Start of ROWS

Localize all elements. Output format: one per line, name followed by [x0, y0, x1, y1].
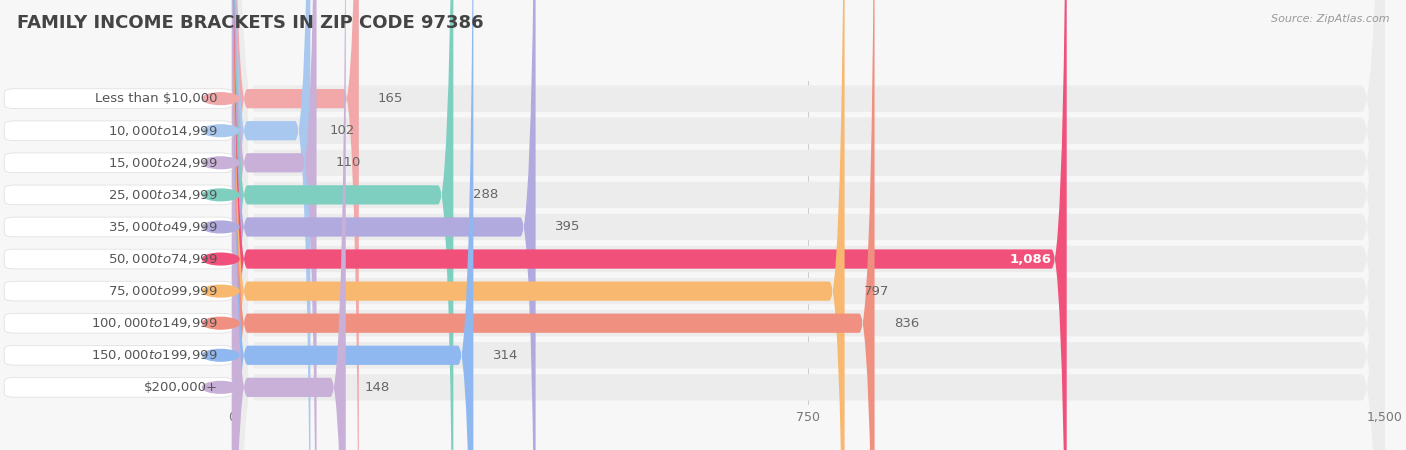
FancyBboxPatch shape [232, 0, 346, 450]
Text: 288: 288 [472, 189, 498, 202]
Text: $150,000 to $199,999: $150,000 to $199,999 [91, 348, 218, 362]
FancyBboxPatch shape [232, 0, 1385, 450]
Text: 797: 797 [863, 284, 889, 297]
FancyBboxPatch shape [232, 0, 1385, 450]
FancyBboxPatch shape [232, 0, 359, 450]
FancyBboxPatch shape [232, 0, 875, 450]
FancyBboxPatch shape [232, 0, 1385, 450]
Text: 1,086: 1,086 [1010, 252, 1052, 266]
FancyBboxPatch shape [232, 0, 1385, 450]
FancyBboxPatch shape [232, 0, 316, 450]
FancyBboxPatch shape [232, 0, 1067, 450]
FancyBboxPatch shape [232, 0, 536, 450]
Text: 836: 836 [894, 317, 920, 330]
Text: $50,000 to $74,999: $50,000 to $74,999 [108, 252, 218, 266]
Text: Source: ZipAtlas.com: Source: ZipAtlas.com [1271, 14, 1389, 23]
Text: $75,000 to $99,999: $75,000 to $99,999 [108, 284, 218, 298]
Text: FAMILY INCOME BRACKETS IN ZIP CODE 97386: FAMILY INCOME BRACKETS IN ZIP CODE 97386 [17, 14, 484, 32]
FancyBboxPatch shape [232, 0, 845, 450]
Text: Less than $10,000: Less than $10,000 [96, 92, 218, 105]
FancyBboxPatch shape [232, 0, 1385, 450]
Text: $200,000+: $200,000+ [143, 381, 218, 394]
Text: $100,000 to $149,999: $100,000 to $149,999 [91, 316, 218, 330]
Text: $10,000 to $14,999: $10,000 to $14,999 [108, 124, 218, 138]
FancyBboxPatch shape [232, 0, 453, 450]
Text: $35,000 to $49,999: $35,000 to $49,999 [108, 220, 218, 234]
FancyBboxPatch shape [232, 0, 1385, 450]
Text: 165: 165 [378, 92, 404, 105]
Text: 395: 395 [555, 220, 581, 234]
Text: $25,000 to $34,999: $25,000 to $34,999 [108, 188, 218, 202]
FancyBboxPatch shape [232, 0, 311, 450]
FancyBboxPatch shape [232, 0, 1385, 450]
Text: 110: 110 [336, 156, 361, 169]
Text: 148: 148 [366, 381, 391, 394]
FancyBboxPatch shape [232, 0, 474, 450]
FancyBboxPatch shape [232, 0, 1385, 450]
FancyBboxPatch shape [232, 0, 1385, 450]
Text: 314: 314 [492, 349, 517, 362]
Text: 102: 102 [329, 124, 354, 137]
Text: $15,000 to $24,999: $15,000 to $24,999 [108, 156, 218, 170]
FancyBboxPatch shape [232, 0, 1385, 450]
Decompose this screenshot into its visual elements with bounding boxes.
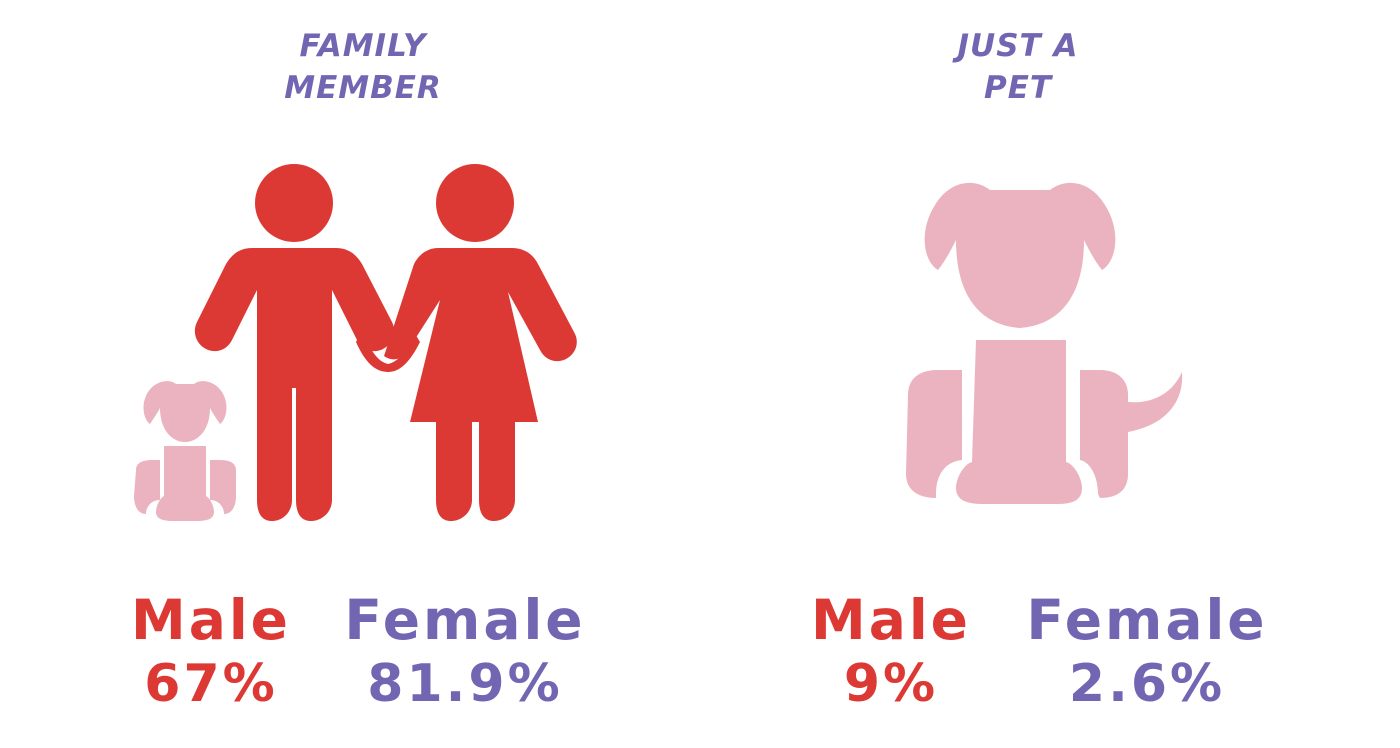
family-member-male-label: Male <box>130 588 291 652</box>
just-a-pet-female-label: Female <box>1026 588 1268 652</box>
family-member-male-value: 67% <box>144 654 278 714</box>
just-a-pet-male-stat: Male 9% <box>741 588 1041 716</box>
family-member-heading: FAMILY MEMBER <box>213 25 513 109</box>
family-member-heading-line1: FAMILY <box>299 28 427 64</box>
just-a-pet-male-value: 9% <box>843 654 939 714</box>
family-member-heading-line2: MEMBER <box>284 70 442 106</box>
man-icon <box>194 164 395 521</box>
family-member-female-label: Female <box>344 588 586 652</box>
family-member-female-stat: Female 81.9% <box>315 588 615 716</box>
just-a-pet-female-stat: Female 2.6% <box>997 588 1297 716</box>
holding-hands <box>356 330 420 372</box>
just-a-pet-heading-line2: PET <box>983 70 1053 106</box>
small-dog-icon <box>134 381 236 521</box>
family-member-male-stat: Male 67% <box>61 588 361 716</box>
woman-icon <box>384 164 577 521</box>
family-member-female-value: 81.9% <box>367 654 563 714</box>
just-a-pet-female-value: 2.6% <box>1068 654 1226 714</box>
just-a-pet-male-label: Male <box>810 588 971 652</box>
dog-icon <box>906 182 1183 504</box>
just-a-pet-heading-line1: JUST A <box>957 28 1079 64</box>
just-a-pet-heading: JUST A PET <box>868 25 1168 109</box>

End of ROWS

GIVEN TASK: Convert every line of the records above into a JSON list of strings, one string per line, skipping blank lines and leaving the pictures out.

ANSWER FOR THIS EXERCISE:
[
  "Localize all elements. Output format: one per line, name followed by [x0, y0, x1, y1].",
  "FancyBboxPatch shape [232, 0, 346, 450]",
  "Text: 288: 288 [472, 189, 498, 202]",
  "Text: $150,000 to $199,999: $150,000 to $199,999 [91, 348, 218, 362]",
  "FancyBboxPatch shape [232, 0, 1385, 450]",
  "Text: 797: 797 [863, 284, 889, 297]",
  "FancyBboxPatch shape [232, 0, 1385, 450]",
  "FancyBboxPatch shape [232, 0, 359, 450]",
  "FancyBboxPatch shape [232, 0, 875, 450]",
  "FancyBboxPatch shape [232, 0, 1385, 450]",
  "Text: 1,086: 1,086 [1010, 252, 1052, 266]",
  "FancyBboxPatch shape [232, 0, 1385, 450]",
  "FancyBboxPatch shape [232, 0, 316, 450]",
  "FancyBboxPatch shape [232, 0, 1067, 450]",
  "FancyBboxPatch shape [232, 0, 536, 450]",
  "Text: 836: 836 [894, 317, 920, 330]",
  "Text: $50,000 to $74,999: $50,000 to $74,999 [108, 252, 218, 266]",
  "Text: Source: ZipAtlas.com: Source: ZipAtlas.com [1271, 14, 1389, 23]",
  "Text: $75,000 to $99,999: $75,000 to $99,999 [108, 284, 218, 298]",
  "Text: FAMILY INCOME BRACKETS IN ZIP CODE 97386: FAMILY INCOME BRACKETS IN ZIP CODE 97386 [17, 14, 484, 32]",
  "FancyBboxPatch shape [232, 0, 845, 450]",
  "Text: Less than $10,000: Less than $10,000 [96, 92, 218, 105]",
  "FancyBboxPatch shape [232, 0, 1385, 450]",
  "Text: $200,000+: $200,000+ [143, 381, 218, 394]",
  "Text: $100,000 to $149,999: $100,000 to $149,999 [91, 316, 218, 330]",
  "Text: $10,000 to $14,999: $10,000 to $14,999 [108, 124, 218, 138]",
  "FancyBboxPatch shape [232, 0, 453, 450]",
  "Text: $35,000 to $49,999: $35,000 to $49,999 [108, 220, 218, 234]",
  "FancyBboxPatch shape [232, 0, 1385, 450]",
  "Text: 165: 165 [378, 92, 404, 105]",
  "Text: 395: 395 [555, 220, 581, 234]",
  "Text: $25,000 to $34,999: $25,000 to $34,999 [108, 188, 218, 202]",
  "FancyBboxPatch shape [232, 0, 311, 450]",
  "FancyBboxPatch shape [232, 0, 1385, 450]",
  "Text: 110: 110 [336, 156, 361, 169]",
  "Text: 148: 148 [366, 381, 391, 394]",
  "FancyBboxPatch shape [232, 0, 474, 450]",
  "FancyBboxPatch shape [232, 0, 1385, 450]",
  "FancyBboxPatch shape [232, 0, 1385, 450]",
  "Text: 314: 314 [492, 349, 517, 362]",
  "Text: 102: 102 [329, 124, 354, 137]",
  "Text: $15,000 to $24,999: $15,000 to $24,999 [108, 156, 218, 170]",
  "FancyBboxPatch shape [232, 0, 1385, 450]",
  "Decompose this screenshot into its visual elements with bounding boxes.",
  "family-member-male-label: Male <box>130 588 291 652</box>",
  "just-a-pet-female-label: Female <box>1026 588 1268 652</box>",
  "family-member-male-value: 67% <box>144 654 278 714</box>",
  "just-a-pet-male-stat: Male 9% <box>741 588 1041 716</box>",
  "family-member-heading: FAMILY MEMBER <box>213 25 513 109</box>",
  "family-member-heading-line1: FAMILY <box>299 28 427 64</box>",
  "just-a-pet-male-value: 9% <box>843 654 939 714</box>",
  "family-member-heading-line2: MEMBER <box>284 70 442 106</box>",
  "man-icon <box>194 164 395 521</box>",
  "family-member-female-label: Female <box>344 588 586 652</box>",
  "family-member-female-stat: Female 81.9% <box>315 588 615 716</box>",
  "just-a-pet-female-stat: Female 2.6% <box>997 588 1297 716</box>",
  "holding-hands <box>356 330 420 372</box>",
  "just-a-pet-heading-line2: PET <box>983 70 1053 106</box>",
  "small-dog-icon <box>134 381 236 521</box>",
  "family-member-male-stat: Male 67% <box>61 588 361 716</box>",
  "woman-icon <box>384 164 577 521</box>",
  "family-member-female-value: 81.9% <box>367 654 563 714</box>",
  "just-a-pet-female-value: 2.6% <box>1068 654 1226 714</box>",
  "just-a-pet-male-label: Male <box>810 588 971 652</box>",
  "dog-icon <box>906 182 1183 504</box>",
  "just-a-pet-heading-line1: JUST A <box>957 28 1079 64</box>",
  "just-a-pet-heading: JUST A PET <box>868 25 1168 109</box>"
]